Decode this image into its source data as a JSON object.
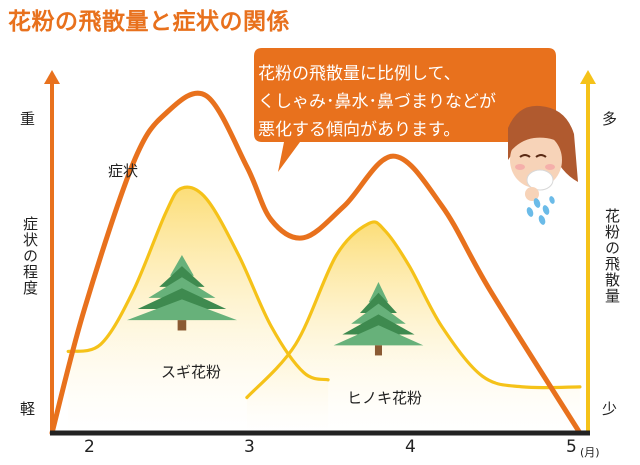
{
  "title": "花粉の飛散量と症状の関係",
  "callout": {
    "lines": [
      "花粉の飛散量に比例して、",
      "くしゃみ･鼻水･鼻づまりなどが",
      "悪化する傾向があります。"
    ]
  },
  "colors": {
    "symptom": "#e8711d",
    "pollen": "#f5c219",
    "glow": "#fde7a6",
    "tree_dark": "#3e8a4f",
    "tree_light": "#67b17a",
    "axis": "#222222",
    "title": "#e8711d"
  },
  "icons": {
    "tree": "cedar-tree-icon",
    "person": "sneezing-person-icon"
  },
  "chart_data": {
    "type": "line",
    "x_ticks": [
      "2",
      "3",
      "4",
      "5"
    ],
    "x_unit": "(月)",
    "left_axis": {
      "label": "症状の程度",
      "top": "重",
      "bottom": "軽"
    },
    "right_axis": {
      "label": "花粉の飛散量",
      "top": "多",
      "bottom": "少"
    },
    "xlim": [
      1.8,
      5.1
    ],
    "ylim": [
      0,
      1
    ],
    "grid": false,
    "series": [
      {
        "name": "症状",
        "x": [
          1.8,
          2.0,
          2.3,
          2.5,
          2.75,
          3.0,
          3.15,
          3.35,
          3.6,
          3.9,
          4.2,
          4.5,
          5.05
        ],
        "y": [
          0,
          0.35,
          0.76,
          0.9,
          0.95,
          0.75,
          0.6,
          0.55,
          0.64,
          0.78,
          0.64,
          0.4,
          0
        ]
      },
      {
        "name": "スギ花粉",
        "x": [
          1.9,
          2.1,
          2.3,
          2.5,
          2.6,
          2.75,
          2.95,
          3.15,
          3.35,
          3.5
        ],
        "y": [
          0.23,
          0.25,
          0.4,
          0.62,
          0.69,
          0.66,
          0.5,
          0.3,
          0.17,
          0.15
        ]
      },
      {
        "name": "ヒノキ花粉",
        "x": [
          3.0,
          3.3,
          3.55,
          3.75,
          3.85,
          4.0,
          4.2,
          4.45,
          4.7,
          5.05
        ],
        "y": [
          0.1,
          0.25,
          0.5,
          0.59,
          0.57,
          0.47,
          0.3,
          0.16,
          0.13,
          0.13
        ]
      }
    ]
  }
}
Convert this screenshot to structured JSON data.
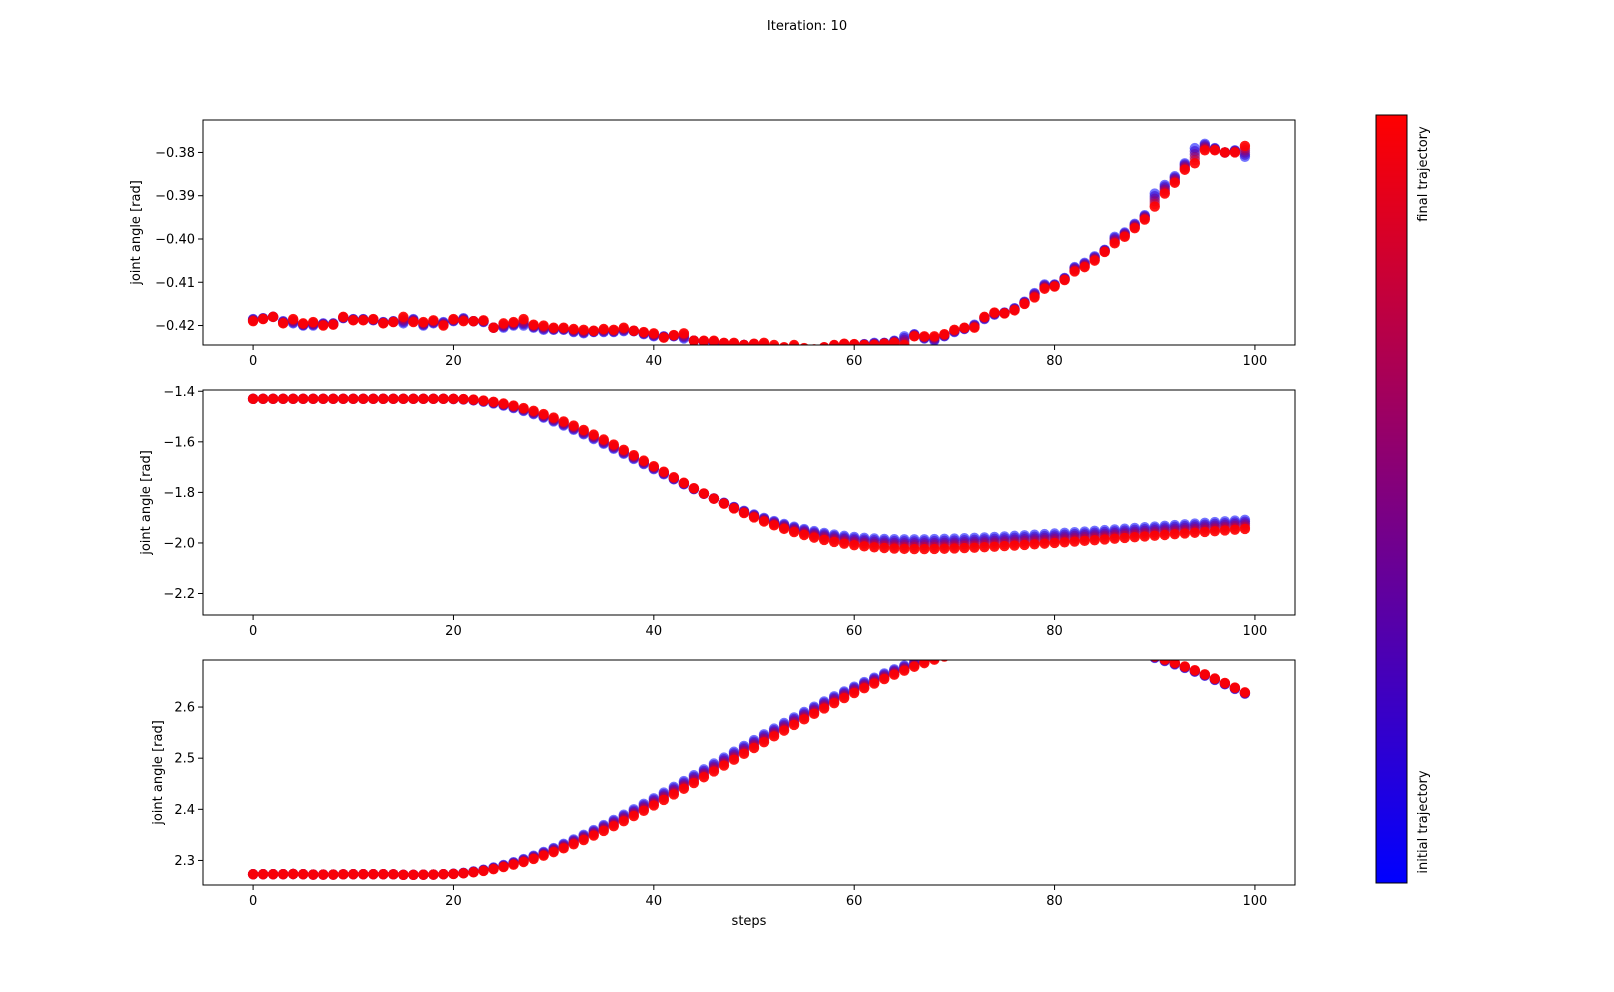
{
  "figure": {
    "title": "Iteration: 10"
  },
  "colorbar": {
    "top_label": "final trajectory",
    "bottom_label": "initial trajectory",
    "color_top": "#ff0000",
    "color_bottom": "#0000ff"
  },
  "chart_data": [
    {
      "type": "scatter",
      "title": "",
      "xlabel": "",
      "ylabel": "joint angle [rad]",
      "xlim": [
        -5,
        104
      ],
      "ylim": [
        -0.4245,
        -0.3725
      ],
      "xticks": [
        0,
        20,
        40,
        60,
        80,
        100
      ],
      "yticks": [
        -0.42,
        -0.41,
        -0.4,
        -0.39,
        -0.38
      ],
      "ytick_labels": [
        "−0.42",
        "−0.41",
        "−0.40",
        "−0.39",
        "−0.38"
      ],
      "grid": false,
      "series": [
        {
          "color": "#0000ff",
          "x_start": 0,
          "x_step": 1,
          "values": [
            -0.4185,
            -0.4183,
            -0.418,
            -0.419,
            -0.4195,
            -0.42,
            -0.42,
            -0.4195,
            -0.4195,
            -0.4183,
            -0.4185,
            -0.4185,
            -0.4188,
            -0.4192,
            -0.419,
            -0.4195,
            -0.4185,
            -0.42,
            -0.4195,
            -0.4192,
            -0.419,
            -0.4183,
            -0.419,
            -0.4192,
            -0.4205,
            -0.4205,
            -0.42,
            -0.42,
            -0.4205,
            -0.421,
            -0.421,
            -0.421,
            -0.4215,
            -0.4218,
            -0.4215,
            -0.4215,
            -0.4215,
            -0.4213,
            -0.4213,
            -0.422,
            -0.4225,
            -0.4225,
            -0.4225,
            -0.423,
            -0.4235,
            -0.4238,
            -0.424,
            -0.4243,
            -0.4245,
            -0.4245,
            -0.4245,
            -0.4248,
            -0.4262,
            -0.4255,
            -0.4255,
            -0.4258,
            -0.4258,
            -0.4252,
            -0.4248,
            -0.4245,
            -0.4245,
            -0.4243,
            -0.424,
            -0.424,
            -0.4235,
            -0.4225,
            -0.422,
            -0.423,
            -0.4235,
            -0.4225,
            -0.4215,
            -0.4208,
            -0.4198,
            -0.4185,
            -0.4175,
            -0.417,
            -0.416,
            -0.4145,
            -0.4125,
            -0.4105,
            -0.4105,
            -0.409,
            -0.4065,
            -0.4055,
            -0.404,
            -0.4025,
            -0.3995,
            -0.3985,
            -0.3965,
            -0.3945,
            -0.3895,
            -0.3875,
            -0.3855,
            -0.3825,
            -0.379,
            -0.378,
            -0.379,
            -0.38,
            -0.3795,
            -0.381
          ]
        },
        {
          "color": "#ff0000",
          "x_start": 0,
          "x_step": 1,
          "values": [
            -0.419,
            -0.4185,
            -0.418,
            -0.4195,
            -0.4185,
            -0.4195,
            -0.4192,
            -0.42,
            -0.4198,
            -0.418,
            -0.4188,
            -0.4188,
            -0.4185,
            -0.4195,
            -0.4192,
            -0.418,
            -0.4192,
            -0.4192,
            -0.4188,
            -0.42,
            -0.4185,
            -0.419,
            -0.419,
            -0.4188,
            -0.4205,
            -0.4195,
            -0.4192,
            -0.4185,
            -0.4198,
            -0.42,
            -0.4205,
            -0.4205,
            -0.4208,
            -0.421,
            -0.4212,
            -0.4208,
            -0.421,
            -0.4205,
            -0.4212,
            -0.4215,
            -0.4218,
            -0.4228,
            -0.4222,
            -0.4218,
            -0.4235,
            -0.4235,
            -0.4235,
            -0.424,
            -0.424,
            -0.4245,
            -0.4242,
            -0.424,
            -0.4245,
            -0.425,
            -0.4245,
            -0.4252,
            -0.4255,
            -0.425,
            -0.4245,
            -0.4242,
            -0.4243,
            -0.4245,
            -0.4245,
            -0.4242,
            -0.424,
            -0.4245,
            -0.4225,
            -0.4225,
            -0.4225,
            -0.422,
            -0.421,
            -0.4205,
            -0.4205,
            -0.418,
            -0.417,
            -0.4172,
            -0.4165,
            -0.415,
            -0.4135,
            -0.4115,
            -0.411,
            -0.4095,
            -0.4075,
            -0.4065,
            -0.405,
            -0.403,
            -0.401,
            -0.3995,
            -0.3975,
            -0.3955,
            -0.3925,
            -0.3895,
            -0.387,
            -0.384,
            -0.3825,
            -0.3795,
            -0.3795,
            -0.38,
            -0.38,
            -0.3785
          ]
        }
      ]
    },
    {
      "type": "scatter",
      "title": "",
      "xlabel": "",
      "ylabel": "joint angle [rad]",
      "xlim": [
        -5,
        104
      ],
      "ylim": [
        -2.285,
        -1.395
      ],
      "xticks": [
        0,
        20,
        40,
        60,
        80,
        100
      ],
      "yticks": [
        -2.2,
        -2.0,
        -1.8,
        -1.6,
        -1.4
      ],
      "ytick_labels": [
        "−2.2",
        "−2.0",
        "−1.8",
        "−1.6",
        "−1.4"
      ],
      "grid": false,
      "series": [
        {
          "color": "#0000ff",
          "x_start": 0,
          "x_step": 1,
          "values": [
            -1.43,
            -1.43,
            -1.43,
            -1.43,
            -1.43,
            -1.43,
            -1.43,
            -1.43,
            -1.43,
            -1.43,
            -1.43,
            -1.43,
            -1.43,
            -1.43,
            -1.43,
            -1.43,
            -1.43,
            -1.43,
            -1.43,
            -1.43,
            -1.4305,
            -1.4324,
            -1.436,
            -1.4412,
            -1.4481,
            -1.4565,
            -1.4664,
            -1.4777,
            -1.4904,
            -1.5043,
            -1.5194,
            -1.5354,
            -1.5524,
            -1.5703,
            -1.5888,
            -1.6079,
            -1.6275,
            -1.6475,
            -1.6677,
            -1.688,
            -1.7083,
            -1.7285,
            -1.7485,
            -1.7681,
            -1.7873,
            -1.8059,
            -1.8238,
            -1.841,
            -1.8574,
            -1.8729,
            -1.8875,
            -1.901,
            -1.9136,
            -1.9251,
            -1.9355,
            -1.9449,
            -1.9532,
            -1.9605,
            -1.9667,
            -1.972,
            -1.9763,
            -1.9797,
            -1.9823,
            -1.9841,
            -1.9852,
            -1.9857,
            -1.9858,
            -1.9855,
            -1.9848,
            -1.9838,
            -1.9827,
            -1.9813,
            -1.9797,
            -1.978,
            -1.9761,
            -1.9741,
            -1.972,
            -1.9698,
            -1.9675,
            -1.9651,
            -1.9626,
            -1.9601,
            -1.9575,
            -1.9548,
            -1.9521,
            -1.9493,
            -1.9465,
            -1.9437,
            -1.9408,
            -1.9379,
            -1.935,
            -1.9321,
            -1.9291,
            -1.9262,
            -1.9232,
            -1.9203,
            -1.9173,
            -1.9144,
            -1.9114,
            -1.9085
          ]
        },
        {
          "color": "#ff0000",
          "x_start": 0,
          "x_step": 1,
          "values": [
            -1.43,
            -1.43,
            -1.43,
            -1.43,
            -1.43,
            -1.43,
            -1.43,
            -1.43,
            -1.43,
            -1.43,
            -1.43,
            -1.43,
            -1.43,
            -1.43,
            -1.43,
            -1.43,
            -1.43,
            -1.43,
            -1.43,
            -1.43,
            -1.43,
            -1.4308,
            -1.433,
            -1.4366,
            -1.4417,
            -1.4484,
            -1.4566,
            -1.4663,
            -1.4775,
            -1.4901,
            -1.504,
            -1.5192,
            -1.5356,
            -1.553,
            -1.5715,
            -1.5908,
            -1.6109,
            -1.6316,
            -1.6528,
            -1.6744,
            -1.6963,
            -1.7182,
            -1.7401,
            -1.7619,
            -1.7833,
            -1.8043,
            -1.8248,
            -1.8446,
            -1.8636,
            -1.8818,
            -1.899,
            -1.9152,
            -1.9303,
            -1.9443,
            -1.957,
            -1.9686,
            -1.9789,
            -1.9881,
            -1.9961,
            -2.0029,
            -2.0087,
            -2.0134,
            -2.0172,
            -2.02,
            -2.0221,
            -2.0234,
            -2.024,
            -2.0241,
            -2.0237,
            -2.0229,
            -2.0217,
            -2.0203,
            -2.0186,
            -2.0167,
            -2.0147,
            -2.0125,
            -2.0102,
            -2.0078,
            -2.0053,
            -2.0027,
            -2.0,
            -1.9973,
            -1.9945,
            -1.9917,
            -1.9889,
            -1.986,
            -1.9831,
            -1.9802,
            -1.9773,
            -1.9744,
            -1.9714,
            -1.9685,
            -1.9655,
            -1.9625,
            -1.9596,
            -1.9566,
            -1.9536,
            -1.9506,
            -1.9477,
            -1.9447
          ]
        }
      ]
    },
    {
      "type": "scatter",
      "title": "",
      "xlabel": "steps",
      "ylabel": "joint angle [rad]",
      "xlim": [
        -5,
        104
      ],
      "ylim": [
        2.252,
        2.692
      ],
      "xticks": [
        0,
        20,
        40,
        60,
        80,
        100
      ],
      "yticks": [
        2.3,
        2.4,
        2.5,
        2.6
      ],
      "ytick_labels": [
        "2.3",
        "2.4",
        "2.5",
        "2.6"
      ],
      "grid": false,
      "series": [
        {
          "color": "#0000ff",
          "x_start": 0,
          "x_step": 1,
          "values": [
            2.273,
            2.273,
            2.273,
            2.2732,
            2.2735,
            2.273,
            2.2725,
            2.2725,
            2.2725,
            2.2728,
            2.273,
            2.273,
            2.273,
            2.273,
            2.2728,
            2.272,
            2.272,
            2.2722,
            2.2725,
            2.273,
            2.274,
            2.2758,
            2.2785,
            2.282,
            2.2862,
            2.2911,
            2.2966,
            2.3027,
            2.3094,
            2.3166,
            2.3243,
            2.3325,
            2.3411,
            2.3501,
            2.3595,
            2.3692,
            2.3792,
            2.3895,
            2.4,
            2.4107,
            2.4216,
            2.4327,
            2.4439,
            2.4552,
            2.4666,
            2.4781,
            2.4896,
            2.5011,
            2.5126,
            2.524,
            2.5354,
            2.5467,
            2.5578,
            2.5688,
            2.5797,
            2.5903,
            2.6008,
            2.611,
            2.6209,
            2.6306,
            2.6399,
            2.6489,
            2.6575,
            2.6658,
            2.6737,
            2.6811,
            2.6881,
            2.6946,
            2.7006,
            2.7061,
            2.7111,
            2.7156,
            2.7195,
            2.7229,
            2.7257,
            2.728,
            2.7297,
            2.7308,
            2.7313,
            2.7313,
            2.7307,
            2.7296,
            2.7279,
            2.7257,
            2.723,
            2.7197,
            2.716,
            2.7117,
            2.707,
            2.7018,
            2.6961,
            2.69,
            2.6834,
            2.6764,
            2.669,
            2.6612,
            2.653,
            2.6444,
            2.6355,
            2.6262
          ]
        },
        {
          "color": "#ff0000",
          "x_start": 0,
          "x_step": 1,
          "values": [
            2.273,
            2.273,
            2.273,
            2.2732,
            2.2735,
            2.273,
            2.2725,
            2.2725,
            2.2725,
            2.2728,
            2.273,
            2.273,
            2.273,
            2.273,
            2.2728,
            2.272,
            2.272,
            2.2722,
            2.2725,
            2.273,
            2.2736,
            2.2748,
            2.2768,
            2.2795,
            2.2829,
            2.287,
            2.2917,
            2.297,
            2.3029,
            2.3093,
            2.3163,
            2.3237,
            2.3316,
            2.3399,
            2.3486,
            2.3577,
            2.3671,
            2.3768,
            2.3868,
            2.3971,
            2.4076,
            2.4183,
            2.4292,
            2.4402,
            2.4514,
            2.4627,
            2.4741,
            2.4855,
            2.497,
            2.5085,
            2.5199,
            2.5313,
            2.5427,
            2.5539,
            2.565,
            2.576,
            2.5867,
            2.5973,
            2.6076,
            2.6176,
            2.6274,
            2.6369,
            2.646,
            2.6548,
            2.6632,
            2.6712,
            2.6788,
            2.6859,
            2.6926,
            2.6988,
            2.7045,
            2.7097,
            2.7143,
            2.7184,
            2.7219,
            2.7248,
            2.7272,
            2.729,
            2.7302,
            2.7308,
            2.7308,
            2.7302,
            2.729,
            2.7272,
            2.7249,
            2.722,
            2.7185,
            2.7145,
            2.7099,
            2.7048,
            2.6992,
            2.6931,
            2.6865,
            2.6795,
            2.672,
            2.6641,
            2.6558,
            2.6471,
            2.6381,
            2.6287
          ]
        }
      ]
    }
  ]
}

======

TASK TO CARRY OUT: Locate each line with the word "this" and copy it.

EXERCISE SOLUTION:
Decode this image into its source data as a JSON object.
Convert this screenshot to structured JSON data.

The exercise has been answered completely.